[Stored records]
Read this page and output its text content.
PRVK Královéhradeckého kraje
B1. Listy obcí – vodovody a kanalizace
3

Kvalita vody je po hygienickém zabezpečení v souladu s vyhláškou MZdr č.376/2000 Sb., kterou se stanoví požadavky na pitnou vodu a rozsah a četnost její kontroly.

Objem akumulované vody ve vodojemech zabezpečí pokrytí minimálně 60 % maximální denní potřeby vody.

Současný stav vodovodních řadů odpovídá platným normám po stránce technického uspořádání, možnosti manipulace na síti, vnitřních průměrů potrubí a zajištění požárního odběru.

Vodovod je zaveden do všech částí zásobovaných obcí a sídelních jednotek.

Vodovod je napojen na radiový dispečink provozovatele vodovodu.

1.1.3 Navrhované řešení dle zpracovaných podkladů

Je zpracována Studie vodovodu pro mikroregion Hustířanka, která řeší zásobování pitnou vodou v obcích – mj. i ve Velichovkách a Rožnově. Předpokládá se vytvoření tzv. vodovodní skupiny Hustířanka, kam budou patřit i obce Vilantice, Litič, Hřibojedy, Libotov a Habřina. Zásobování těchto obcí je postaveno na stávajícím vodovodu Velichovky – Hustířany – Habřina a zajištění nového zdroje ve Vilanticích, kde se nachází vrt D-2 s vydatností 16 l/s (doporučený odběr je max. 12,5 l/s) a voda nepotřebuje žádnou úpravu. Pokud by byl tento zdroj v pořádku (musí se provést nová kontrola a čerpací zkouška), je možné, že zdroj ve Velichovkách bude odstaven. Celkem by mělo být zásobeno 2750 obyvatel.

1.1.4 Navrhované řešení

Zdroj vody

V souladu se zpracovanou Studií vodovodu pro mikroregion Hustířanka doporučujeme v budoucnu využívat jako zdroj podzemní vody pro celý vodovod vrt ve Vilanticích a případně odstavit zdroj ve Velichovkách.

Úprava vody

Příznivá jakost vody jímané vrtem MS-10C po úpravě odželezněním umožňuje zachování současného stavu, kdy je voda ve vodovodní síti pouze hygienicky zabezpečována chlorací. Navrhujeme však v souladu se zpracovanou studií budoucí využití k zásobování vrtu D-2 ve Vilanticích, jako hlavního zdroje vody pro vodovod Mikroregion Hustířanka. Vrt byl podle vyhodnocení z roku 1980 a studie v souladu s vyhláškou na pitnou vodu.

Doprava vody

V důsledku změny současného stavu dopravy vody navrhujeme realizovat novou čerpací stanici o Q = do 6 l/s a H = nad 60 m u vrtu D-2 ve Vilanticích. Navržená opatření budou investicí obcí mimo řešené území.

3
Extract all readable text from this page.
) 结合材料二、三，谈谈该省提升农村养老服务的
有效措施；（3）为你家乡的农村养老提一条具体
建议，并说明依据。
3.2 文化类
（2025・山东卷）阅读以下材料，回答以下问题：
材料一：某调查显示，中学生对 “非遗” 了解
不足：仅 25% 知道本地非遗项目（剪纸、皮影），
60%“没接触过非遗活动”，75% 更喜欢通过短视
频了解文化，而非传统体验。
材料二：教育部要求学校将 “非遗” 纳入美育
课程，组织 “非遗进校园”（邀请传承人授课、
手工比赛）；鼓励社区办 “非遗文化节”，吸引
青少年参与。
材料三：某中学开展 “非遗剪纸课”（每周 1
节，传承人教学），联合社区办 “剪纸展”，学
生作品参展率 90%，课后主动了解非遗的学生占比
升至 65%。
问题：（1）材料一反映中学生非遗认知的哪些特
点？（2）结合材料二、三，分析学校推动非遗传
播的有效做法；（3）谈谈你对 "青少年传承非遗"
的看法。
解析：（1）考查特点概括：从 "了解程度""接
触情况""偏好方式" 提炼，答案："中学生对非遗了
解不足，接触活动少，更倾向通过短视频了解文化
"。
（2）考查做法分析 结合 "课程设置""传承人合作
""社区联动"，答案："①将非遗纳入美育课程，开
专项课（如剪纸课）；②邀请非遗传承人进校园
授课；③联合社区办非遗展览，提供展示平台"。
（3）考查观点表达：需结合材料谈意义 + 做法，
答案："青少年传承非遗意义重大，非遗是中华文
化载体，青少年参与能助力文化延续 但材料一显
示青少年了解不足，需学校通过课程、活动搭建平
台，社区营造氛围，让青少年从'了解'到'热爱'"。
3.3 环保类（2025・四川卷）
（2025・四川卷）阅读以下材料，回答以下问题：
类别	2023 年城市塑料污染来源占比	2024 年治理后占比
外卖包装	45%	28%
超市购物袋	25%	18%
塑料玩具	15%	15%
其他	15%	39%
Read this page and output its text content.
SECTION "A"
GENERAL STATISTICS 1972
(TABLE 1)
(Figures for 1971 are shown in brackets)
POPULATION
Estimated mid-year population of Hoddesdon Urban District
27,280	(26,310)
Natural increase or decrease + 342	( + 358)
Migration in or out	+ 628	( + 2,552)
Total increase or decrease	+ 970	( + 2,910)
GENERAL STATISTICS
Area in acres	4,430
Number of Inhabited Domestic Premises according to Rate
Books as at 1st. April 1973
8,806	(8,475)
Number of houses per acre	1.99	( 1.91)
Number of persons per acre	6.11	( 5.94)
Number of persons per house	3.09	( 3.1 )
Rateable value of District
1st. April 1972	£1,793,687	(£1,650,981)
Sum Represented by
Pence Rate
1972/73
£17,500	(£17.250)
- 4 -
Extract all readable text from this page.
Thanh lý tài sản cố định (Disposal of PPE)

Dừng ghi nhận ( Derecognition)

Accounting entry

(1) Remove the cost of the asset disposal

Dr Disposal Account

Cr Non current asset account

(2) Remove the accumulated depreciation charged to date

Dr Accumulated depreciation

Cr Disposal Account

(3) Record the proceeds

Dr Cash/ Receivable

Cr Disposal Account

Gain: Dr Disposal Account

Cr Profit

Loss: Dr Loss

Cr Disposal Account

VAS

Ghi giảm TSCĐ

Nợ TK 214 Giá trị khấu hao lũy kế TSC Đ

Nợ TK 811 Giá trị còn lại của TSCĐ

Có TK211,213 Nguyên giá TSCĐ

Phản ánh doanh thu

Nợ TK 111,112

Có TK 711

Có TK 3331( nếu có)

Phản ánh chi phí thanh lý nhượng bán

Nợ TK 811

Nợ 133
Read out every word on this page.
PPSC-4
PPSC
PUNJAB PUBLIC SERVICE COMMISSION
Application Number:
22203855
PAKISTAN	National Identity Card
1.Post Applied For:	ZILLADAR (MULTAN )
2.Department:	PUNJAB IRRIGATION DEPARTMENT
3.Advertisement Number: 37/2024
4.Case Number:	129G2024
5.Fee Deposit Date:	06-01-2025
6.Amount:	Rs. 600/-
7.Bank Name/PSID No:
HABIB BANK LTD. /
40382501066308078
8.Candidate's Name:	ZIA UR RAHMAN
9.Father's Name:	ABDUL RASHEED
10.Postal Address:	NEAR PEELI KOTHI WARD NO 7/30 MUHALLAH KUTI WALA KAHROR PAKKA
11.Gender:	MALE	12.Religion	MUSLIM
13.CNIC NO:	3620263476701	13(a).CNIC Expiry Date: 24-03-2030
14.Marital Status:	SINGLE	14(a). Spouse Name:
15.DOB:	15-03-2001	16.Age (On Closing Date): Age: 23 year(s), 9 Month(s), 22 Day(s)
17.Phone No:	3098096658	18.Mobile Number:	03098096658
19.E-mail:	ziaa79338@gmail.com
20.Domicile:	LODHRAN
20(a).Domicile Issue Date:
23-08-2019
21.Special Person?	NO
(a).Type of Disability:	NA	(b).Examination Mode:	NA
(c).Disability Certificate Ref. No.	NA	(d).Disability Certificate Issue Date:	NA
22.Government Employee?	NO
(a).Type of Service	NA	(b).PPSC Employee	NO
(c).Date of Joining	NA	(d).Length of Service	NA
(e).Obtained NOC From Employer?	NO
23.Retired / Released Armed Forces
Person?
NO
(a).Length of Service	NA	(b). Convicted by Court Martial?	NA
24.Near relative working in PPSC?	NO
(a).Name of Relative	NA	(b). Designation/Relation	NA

(WHAT THE TASK ASKS): Pull out each line of the records holding the string "STATISTICS".

(RESPONSE TO THE EXERCISE):
GENERAL STATISTICS 1972
GENERAL STATISTICS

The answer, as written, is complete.